Start Task inputs

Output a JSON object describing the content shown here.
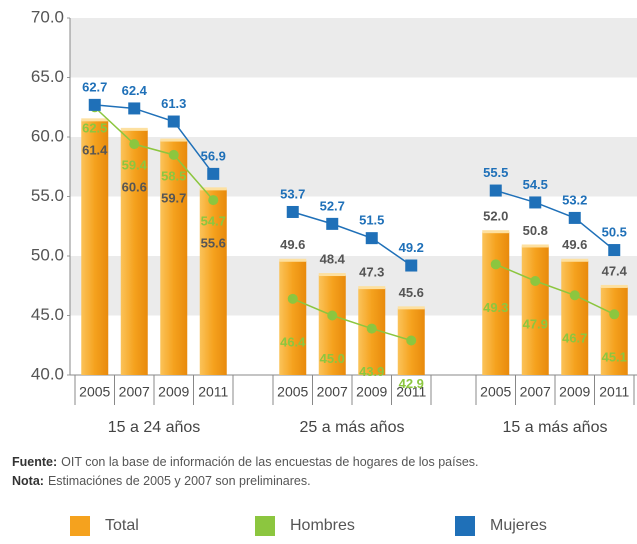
{
  "chart_data": {
    "type": "bar_line",
    "groups": [
      "15 a 24 años",
      "25 a más años",
      "15 a más años"
    ],
    "categories": [
      "2005",
      "2007",
      "2009",
      "2011",
      "2005",
      "2007",
      "2009",
      "2011",
      "2005",
      "2007",
      "2009",
      "2011"
    ],
    "series": [
      {
        "name": "Total",
        "type": "bar",
        "color": "#f5a21e",
        "values": [
          61.4,
          60.6,
          59.7,
          55.6,
          49.6,
          48.4,
          47.3,
          45.6,
          52.0,
          50.8,
          49.6,
          47.4
        ],
        "value_labels": [
          "61.4",
          "60.6",
          "59.7",
          "55.6",
          "49.6",
          "48.4",
          "47.3",
          "45.6",
          "52.0",
          "50.8",
          "49.6",
          "47.4"
        ]
      },
      {
        "name": "Hombres",
        "type": "line",
        "color": "#8cc63f",
        "values": [
          62.5,
          59.4,
          58.5,
          54.7,
          46.4,
          45.0,
          43.9,
          42.9,
          49.3,
          47.9,
          46.7,
          45.1
        ],
        "value_labels": [
          "62.5",
          "59.4",
          "58.5",
          "54.7",
          "46.4",
          "45.0",
          "43.9",
          "42.9",
          "49.3",
          "47.9",
          "46.7",
          "45.1"
        ]
      },
      {
        "name": "Mujeres",
        "type": "line",
        "color": "#1f70b8",
        "values": [
          62.7,
          62.4,
          61.3,
          56.9,
          53.7,
          52.7,
          51.5,
          49.2,
          55.5,
          54.5,
          53.2,
          50.5
        ],
        "value_labels": [
          "62.7",
          "62.4",
          "61.3",
          "56.9",
          "53.7",
          "52.7",
          "51.5",
          "49.2",
          "55.5",
          "54.5",
          "53.2",
          "50.5"
        ]
      }
    ],
    "ylim": [
      40,
      70
    ],
    "yticks": [
      {
        "value": 40,
        "label": "40.0"
      },
      {
        "value": 45,
        "label": "45.0"
      },
      {
        "value": 50,
        "label": "50.0"
      },
      {
        "value": 55,
        "label": "55.0"
      },
      {
        "value": 60,
        "label": "60.0"
      },
      {
        "value": 65,
        "label": "65.0"
      },
      {
        "value": 70,
        "label": "70.0"
      }
    ],
    "notes": [
      {
        "label": "Fuente:",
        "text": "OIT con la base de información de las encuestas de hogares de los países."
      },
      {
        "label": "Nota:",
        "text": "Estimaciónes de 2005 y 2007 son preliminares."
      }
    ]
  }
}
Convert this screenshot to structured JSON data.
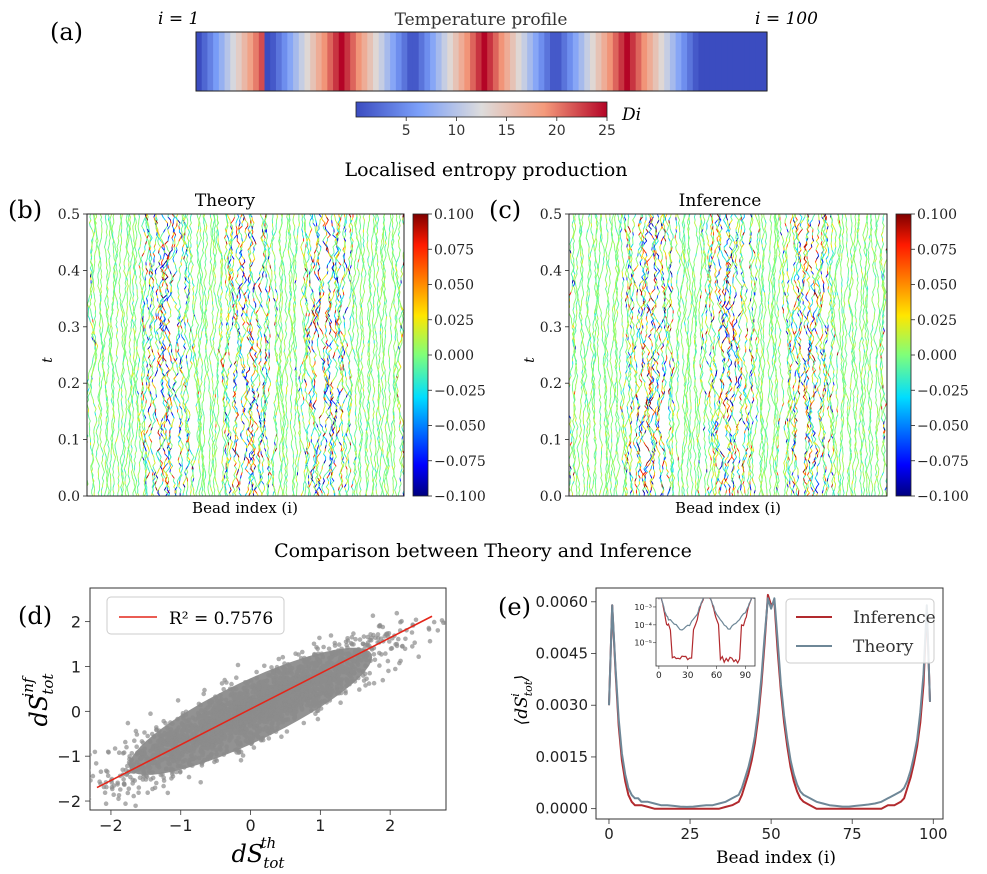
{
  "panel_a": {
    "letter": "(a)",
    "title": "Temperature profile",
    "left_label": "i = 1",
    "right_label": "i = 100",
    "colorbar_label": "Di",
    "colorbar_ticks": [
      "5",
      "10",
      "15",
      "20",
      "25"
    ],
    "cb_range": [
      0,
      25
    ],
    "cb_tick_values": [
      5,
      10,
      15,
      20,
      25
    ],
    "profile_peaks": [
      25,
      50,
      75
    ]
  },
  "section_b_title": "Localised entropy production",
  "panel_b": {
    "letter": "(b)",
    "title": "Theory",
    "ylabel": "t",
    "xlabel": "Bead index (i)",
    "yticks": [
      "0.0",
      "0.1",
      "0.2",
      "0.3",
      "0.4",
      "0.5"
    ],
    "cbar_ticks": [
      "0.100",
      "0.075",
      "0.050",
      "0.025",
      "0.000",
      "−0.025",
      "−0.050",
      "−0.075",
      "−0.100"
    ]
  },
  "panel_c": {
    "letter": "(c)",
    "title": "Inference",
    "ylabel": "t",
    "xlabel": "Bead index (i)",
    "yticks": [
      "0.0",
      "0.1",
      "0.2",
      "0.3",
      "0.4",
      "0.5"
    ],
    "cbar_ticks": [
      "0.100",
      "0.075",
      "0.050",
      "0.025",
      "0.000",
      "−0.025",
      "−0.050",
      "−0.075",
      "−0.100"
    ]
  },
  "section_d_title": "Comparison between Theory and Inference",
  "colors": {
    "scatter": "#8c8c8c",
    "fit": "#e4261a",
    "inference": "#b22a2e",
    "theory": "#6e8797",
    "heat_bg": "#7fff6a"
  },
  "chart_data": [
    {
      "id": "d",
      "letter": "(d)",
      "type": "scatter",
      "xlabel": "dS_tot^th",
      "ylabel": "dS_tot^inf",
      "xlim": [
        -2.3,
        2.8
      ],
      "ylim": [
        -2.2,
        2.75
      ],
      "xticks": [
        -2,
        -1,
        0,
        1,
        2
      ],
      "yticks": [
        -2,
        -1,
        0,
        1,
        2
      ],
      "xtick_labels": [
        "−2",
        "−1",
        "0",
        "1",
        "2"
      ],
      "ytick_labels": [
        "−2",
        "−1",
        "0",
        "1",
        "2"
      ],
      "fit": {
        "x": [
          -2.2,
          2.6
        ],
        "y": [
          -1.7,
          2.12
        ],
        "label": "R² = 0.7576"
      },
      "cloud": {
        "center": [
          0,
          0
        ],
        "major_axis_end": [
          1.8,
          1.4
        ],
        "minor_halfwidth": 0.55
      }
    },
    {
      "id": "e",
      "letter": "(e)",
      "type": "line",
      "xlabel": "Bead index (i)",
      "ylabel": "⟨dS_tot^i⟩",
      "xlim": [
        -4,
        103
      ],
      "ylim": [
        -0.0003,
        0.0064
      ],
      "xticks": [
        0,
        25,
        50,
        75,
        100
      ],
      "yticks": [
        0.0,
        0.0015,
        0.003,
        0.0045,
        0.006
      ],
      "xtick_labels": [
        "0",
        "25",
        "50",
        "75",
        "100"
      ],
      "ytick_labels": [
        "0.0000",
        "0.0015",
        "0.0030",
        "0.0045",
        "0.0060"
      ],
      "series": [
        {
          "name": "Inference",
          "x": [
            0,
            1,
            2,
            3,
            4,
            5,
            6,
            7,
            8,
            9,
            10,
            12,
            14,
            16,
            18,
            20,
            22,
            24,
            26,
            28,
            30,
            32,
            34,
            36,
            38,
            40,
            41,
            42,
            43,
            44,
            45,
            46,
            47,
            48,
            49,
            50,
            51,
            52,
            53,
            54,
            55,
            56,
            57,
            58,
            59,
            60,
            62,
            64,
            66,
            68,
            70,
            72,
            74,
            76,
            78,
            80,
            82,
            84,
            86,
            88,
            90,
            91,
            92,
            93,
            94,
            95,
            96,
            97,
            98,
            99
          ],
          "y": [
            0.003,
            0.0059,
            0.004,
            0.0024,
            0.0014,
            0.0008,
            0.0004,
            0.0002,
            0.0001,
            0.0001,
            0.0001,
            5e-05,
            0.0,
            0.0,
            0.0,
            0.0,
            0.0,
            0.0,
            0.0,
            0.0,
            0.0,
            0.0,
            0.0,
            5e-05,
            0.0001,
            0.0002,
            0.0004,
            0.0007,
            0.001,
            0.0014,
            0.0019,
            0.0026,
            0.0036,
            0.0048,
            0.0062,
            0.0059,
            0.006,
            0.0046,
            0.0034,
            0.0025,
            0.0018,
            0.0012,
            0.0008,
            0.0005,
            0.0003,
            0.0002,
            0.0001,
            0.0,
            0.0,
            0.0,
            0.0,
            0.0,
            0.0,
            0.0,
            0.0,
            0.0,
            0.0,
            0.0,
            0.0001,
            0.0001,
            0.0002,
            0.0003,
            0.0006,
            0.0009,
            0.0013,
            0.0018,
            0.0025,
            0.0036,
            0.0058,
            0.0031
          ]
        },
        {
          "name": "Theory",
          "x": [
            0,
            1,
            2,
            3,
            4,
            5,
            6,
            7,
            8,
            9,
            10,
            12,
            14,
            16,
            18,
            20,
            22,
            24,
            26,
            28,
            30,
            32,
            34,
            36,
            38,
            40,
            41,
            42,
            43,
            44,
            45,
            46,
            47,
            48,
            49,
            50,
            51,
            52,
            53,
            54,
            55,
            56,
            57,
            58,
            59,
            60,
            62,
            64,
            66,
            68,
            70,
            72,
            74,
            76,
            78,
            80,
            82,
            84,
            86,
            88,
            90,
            91,
            92,
            93,
            94,
            95,
            96,
            97,
            98,
            99
          ],
          "y": [
            0.003,
            0.0059,
            0.0041,
            0.0026,
            0.0016,
            0.001,
            0.0006,
            0.0004,
            0.0003,
            0.0003,
            0.0002,
            0.0002,
            0.00015,
            0.0001,
            0.0001,
            8e-05,
            6e-05,
            5e-05,
            6e-05,
            8e-05,
            0.0001,
            0.0001,
            0.00015,
            0.0002,
            0.0003,
            0.0004,
            0.0006,
            0.0009,
            0.0012,
            0.0016,
            0.0021,
            0.0028,
            0.0038,
            0.005,
            0.0061,
            0.0058,
            0.0061,
            0.0049,
            0.0036,
            0.0027,
            0.002,
            0.0014,
            0.001,
            0.0007,
            0.0005,
            0.0004,
            0.0003,
            0.0002,
            0.00015,
            0.0001,
            8e-05,
            6e-05,
            6e-05,
            8e-05,
            0.0001,
            0.00012,
            0.00015,
            0.0002,
            0.0003,
            0.0004,
            0.0005,
            0.0006,
            0.0008,
            0.0011,
            0.0015,
            0.002,
            0.0028,
            0.0039,
            0.0059,
            0.0031
          ]
        }
      ],
      "inset": {
        "xticks": [
          0,
          30,
          60,
          90
        ],
        "xtick_labels": [
          "0",
          "30",
          "60",
          "90"
        ],
        "ytick_labels": [
          "10⁻³",
          "10⁻⁴",
          "10⁻⁵"
        ],
        "xlim": [
          -3,
          100
        ],
        "ylog": [
          -6.3,
          -2.5
        ]
      }
    }
  ]
}
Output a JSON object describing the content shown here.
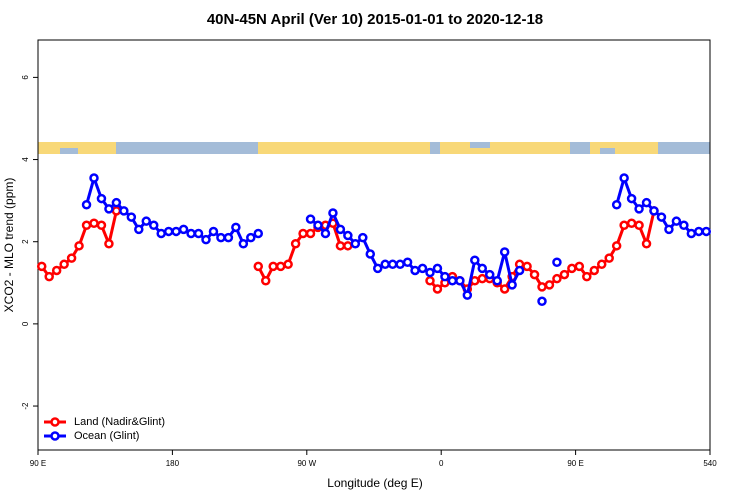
{
  "chart_data": {
    "type": "line",
    "title": "40N-45N April (Ver 10)   2015-01-01 to 2020-12-18",
    "x_label": "Longitude (deg E)",
    "y_label": "XCO2 - MLO trend (ppm)",
    "x": [
      92.5,
      97.5,
      102.5,
      107.5,
      112.5,
      117.5,
      122.5,
      127.5,
      132.5,
      137.5,
      142.5,
      147.5,
      152.5,
      157.5,
      162.5,
      167.5,
      172.5,
      177.5,
      182.5,
      187.5,
      192.5,
      197.5,
      202.5,
      207.5,
      212.5,
      217.5,
      222.5,
      227.5,
      232.5,
      237.5,
      242.5,
      247.5,
      252.5,
      257.5,
      262.5,
      267.5,
      272.5,
      277.5,
      282.5,
      287.5,
      292.5,
      297.5,
      302.5,
      307.5,
      312.5,
      317.5,
      322.5,
      327.5,
      332.5,
      337.5,
      342.5,
      347.5,
      352.5,
      357.5,
      362.5,
      367.5,
      372.5,
      377.5,
      382.5,
      387.5,
      392.5,
      397.5,
      402.5,
      407.5,
      412.5,
      417.5,
      422.5,
      427.5,
      432.5,
      437.5,
      442.5,
      447.5,
      452.5,
      457.5,
      462.5,
      467.5,
      472.5,
      477.5,
      482.5,
      487.5,
      492.5,
      497.5,
      502.5,
      507.5,
      512.5,
      517.5,
      522.5,
      527.5,
      532.5,
      537.5
    ],
    "series": [
      {
        "name": "Land (Nadir&Glint)",
        "color": "#ff0000",
        "values": [
          1.4,
          1.15,
          1.3,
          1.45,
          1.6,
          1.9,
          2.4,
          2.45,
          2.4,
          1.95,
          2.75,
          null,
          null,
          null,
          null,
          null,
          null,
          null,
          null,
          null,
          null,
          null,
          null,
          null,
          null,
          null,
          null,
          null,
          null,
          1.4,
          1.05,
          1.4,
          1.4,
          1.45,
          1.95,
          2.2,
          2.2,
          2.35,
          2.4,
          2.45,
          1.9,
          1.9,
          null,
          null,
          null,
          null,
          null,
          null,
          null,
          null,
          null,
          null,
          1.05,
          0.85,
          1.0,
          1.15,
          1.05,
          0.85,
          1.05,
          1.1,
          1.1,
          1.0,
          0.85,
          1.15,
          1.45,
          1.4,
          1.2,
          0.9,
          0.95,
          1.1,
          1.2,
          1.35,
          1.4,
          1.15,
          1.3,
          1.45,
          1.6,
          1.9,
          2.4,
          2.45,
          2.4,
          1.95,
          2.75,
          null,
          null,
          null,
          null,
          null,
          null,
          null
        ]
      },
      {
        "name": "Ocean (Glint)",
        "color": "#0000ff",
        "values": [
          null,
          null,
          null,
          null,
          null,
          null,
          2.9,
          3.55,
          3.05,
          2.8,
          2.95,
          2.75,
          2.6,
          2.3,
          2.5,
          2.4,
          2.2,
          2.25,
          2.25,
          2.3,
          2.2,
          2.2,
          2.05,
          2.25,
          2.1,
          2.1,
          2.35,
          1.95,
          2.1,
          2.2,
          null,
          null,
          null,
          null,
          null,
          null,
          2.55,
          2.4,
          2.2,
          2.7,
          2.3,
          2.15,
          1.95,
          2.1,
          1.7,
          1.35,
          1.45,
          1.45,
          1.45,
          1.5,
          1.3,
          1.35,
          1.25,
          1.35,
          1.15,
          1.05,
          1.05,
          0.7,
          1.55,
          1.35,
          1.2,
          1.05,
          1.75,
          0.95,
          1.3,
          null,
          null,
          0.55,
          null,
          1.5,
          null,
          null,
          null,
          null,
          null,
          null,
          null,
          2.9,
          3.55,
          3.05,
          2.8,
          2.95,
          2.75,
          2.6,
          2.3,
          2.5,
          2.4,
          2.2,
          2.25,
          2.25
        ]
      }
    ],
    "xlim": [
      90,
      540
    ],
    "xticks": [
      {
        "value": 90,
        "label": "90 E"
      },
      180,
      {
        "value": 270,
        "label": "90 W"
      },
      {
        "value": 360,
        "label": "0"
      },
      {
        "value": 450,
        "label": "90 E"
      },
      540
    ],
    "ylim": [
      -3.07,
      6.91
    ],
    "yticks": [
      -2,
      0,
      2,
      4,
      6
    ],
    "legend": "bottom-left"
  }
}
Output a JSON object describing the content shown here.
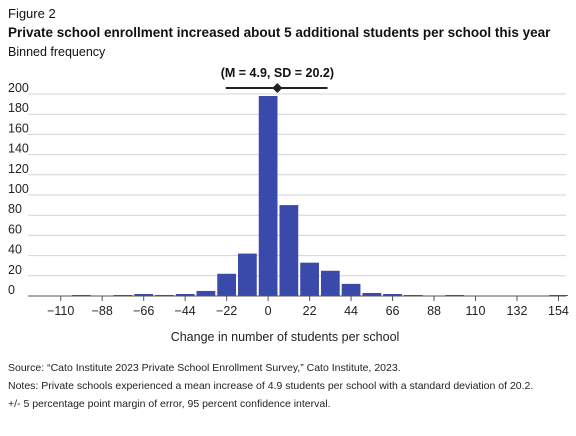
{
  "figure_label": "Figure 2",
  "title": "Private school enrollment increased about 5 additional students per school this year",
  "subtitle": "Binned frequency",
  "chart_data": {
    "type": "bar",
    "ylim": [
      0,
      200
    ],
    "yticks": [
      0,
      20,
      40,
      60,
      80,
      100,
      120,
      140,
      160,
      180,
      200
    ],
    "xlim": [
      -121,
      158
    ],
    "xticks": [
      -110,
      -88,
      -66,
      -44,
      -22,
      0,
      22,
      44,
      66,
      88,
      110,
      132,
      154
    ],
    "xtick_labels": [
      "−110",
      "−88",
      "−66",
      "−44",
      "−22",
      "0",
      "22",
      "44",
      "66",
      "88",
      "110",
      "132",
      "154"
    ],
    "bin_width": 11,
    "bins": [
      {
        "x": -99,
        "value": 1
      },
      {
        "x": -77,
        "value": 1
      },
      {
        "x": -66,
        "value": 2
      },
      {
        "x": -55,
        "value": 1
      },
      {
        "x": -44,
        "value": 2
      },
      {
        "x": -33,
        "value": 5
      },
      {
        "x": -22,
        "value": 22
      },
      {
        "x": -11,
        "value": 42
      },
      {
        "x": 0,
        "value": 198
      },
      {
        "x": 11,
        "value": 90
      },
      {
        "x": 22,
        "value": 33
      },
      {
        "x": 33,
        "value": 25
      },
      {
        "x": 44,
        "value": 12
      },
      {
        "x": 55,
        "value": 3
      },
      {
        "x": 66,
        "value": 2
      },
      {
        "x": 77,
        "value": 1
      },
      {
        "x": 99,
        "value": 1
      },
      {
        "x": 154,
        "value": 1
      }
    ],
    "xlabel": "Change in number of students per school",
    "ylabel": "",
    "grid": true,
    "annotation": {
      "label": "(M = 4.9, SD = 20.2)",
      "mean": 4.9,
      "interval": [
        -22.5,
        31.5
      ]
    },
    "colors": {
      "bar": "#3a4aaa",
      "grid": "#d4d4d4",
      "axis": "#555555",
      "marker": "#222222"
    }
  },
  "footer": {
    "source": "Source: “Cato Institute 2023 Private School Enrollment Survey,” Cato Institute, 2023.",
    "notes": "Notes: Private schools experienced a mean increase of 4.9 students per school with a standard deviation of 20.2.",
    "moe": "+/- 5 percentage point margin of error, 95 percent confidence interval."
  }
}
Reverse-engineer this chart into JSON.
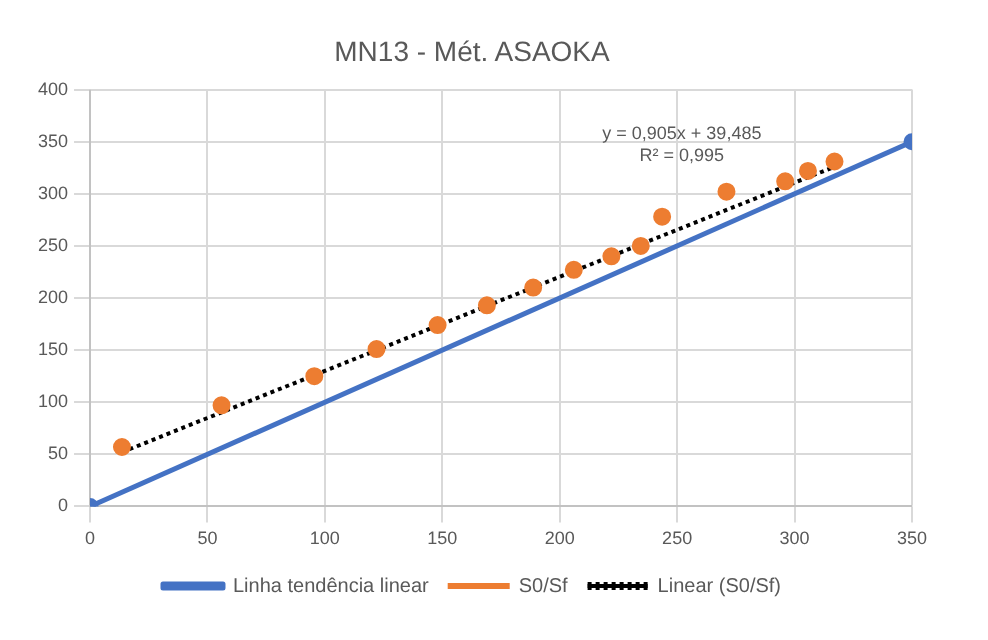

End Task inputs

Your instructions → Which lines contain the word "ylabel"? Copy each of them.

Task output →
    "ylabel": "t",
    "ylabel": "t",
      "ylabel": "dS_tot^inf",
      "ylabel": "⟨dS_tot^i⟩",
    "ylabel": "",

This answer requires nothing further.